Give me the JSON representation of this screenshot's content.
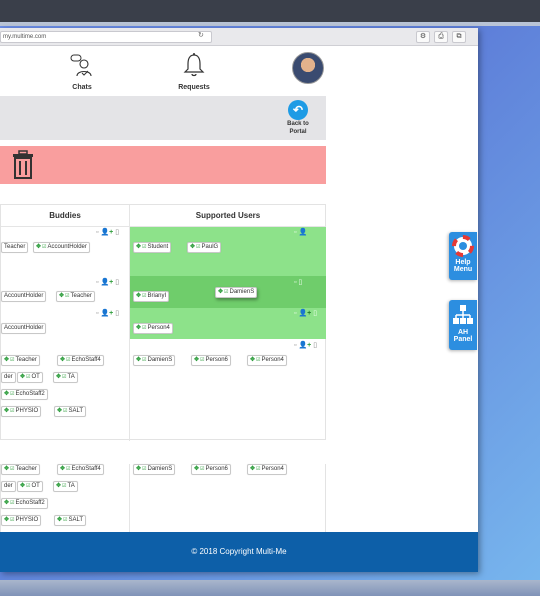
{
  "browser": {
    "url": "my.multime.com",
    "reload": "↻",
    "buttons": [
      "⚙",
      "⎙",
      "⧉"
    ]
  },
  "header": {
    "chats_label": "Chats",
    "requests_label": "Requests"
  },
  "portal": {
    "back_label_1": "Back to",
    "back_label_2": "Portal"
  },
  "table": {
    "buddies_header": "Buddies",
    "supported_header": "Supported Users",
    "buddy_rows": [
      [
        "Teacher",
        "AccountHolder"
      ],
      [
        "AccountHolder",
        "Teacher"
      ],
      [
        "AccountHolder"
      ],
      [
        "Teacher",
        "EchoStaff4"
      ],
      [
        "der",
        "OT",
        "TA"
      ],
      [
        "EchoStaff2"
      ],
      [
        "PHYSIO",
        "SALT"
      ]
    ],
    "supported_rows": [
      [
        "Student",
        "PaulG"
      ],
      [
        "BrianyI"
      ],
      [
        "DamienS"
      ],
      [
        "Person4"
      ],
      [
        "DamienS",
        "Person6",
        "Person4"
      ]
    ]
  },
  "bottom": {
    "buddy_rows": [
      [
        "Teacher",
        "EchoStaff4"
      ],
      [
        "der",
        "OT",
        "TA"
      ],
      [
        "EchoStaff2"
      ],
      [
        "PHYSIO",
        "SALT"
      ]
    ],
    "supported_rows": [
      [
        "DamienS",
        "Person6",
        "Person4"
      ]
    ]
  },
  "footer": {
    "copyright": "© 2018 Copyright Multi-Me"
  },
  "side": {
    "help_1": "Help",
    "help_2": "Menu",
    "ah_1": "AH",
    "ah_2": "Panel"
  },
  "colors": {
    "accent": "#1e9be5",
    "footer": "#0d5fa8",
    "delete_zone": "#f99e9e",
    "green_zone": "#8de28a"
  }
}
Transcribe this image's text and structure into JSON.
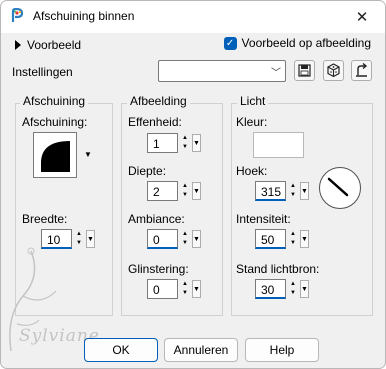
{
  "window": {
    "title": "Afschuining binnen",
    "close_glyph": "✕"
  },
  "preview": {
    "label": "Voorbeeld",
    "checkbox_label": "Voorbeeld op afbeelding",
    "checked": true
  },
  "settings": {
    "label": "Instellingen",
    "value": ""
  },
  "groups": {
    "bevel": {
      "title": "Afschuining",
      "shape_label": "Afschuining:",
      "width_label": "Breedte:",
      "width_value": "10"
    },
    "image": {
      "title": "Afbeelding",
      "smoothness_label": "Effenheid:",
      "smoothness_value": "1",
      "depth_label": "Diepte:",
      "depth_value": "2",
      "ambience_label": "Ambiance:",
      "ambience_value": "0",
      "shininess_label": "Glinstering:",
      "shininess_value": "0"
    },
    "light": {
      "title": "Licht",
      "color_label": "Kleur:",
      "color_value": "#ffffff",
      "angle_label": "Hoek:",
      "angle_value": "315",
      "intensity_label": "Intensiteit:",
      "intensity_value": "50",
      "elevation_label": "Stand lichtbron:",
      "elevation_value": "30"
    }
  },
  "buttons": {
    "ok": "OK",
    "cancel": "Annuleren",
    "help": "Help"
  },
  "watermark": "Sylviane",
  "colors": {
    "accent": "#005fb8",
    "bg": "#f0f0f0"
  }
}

--- --- ---

◆ **Brief**: Find the count of lines in the data above where the string "this" occurs. Provide that number alone.

◆ **Result of the exercise**: 2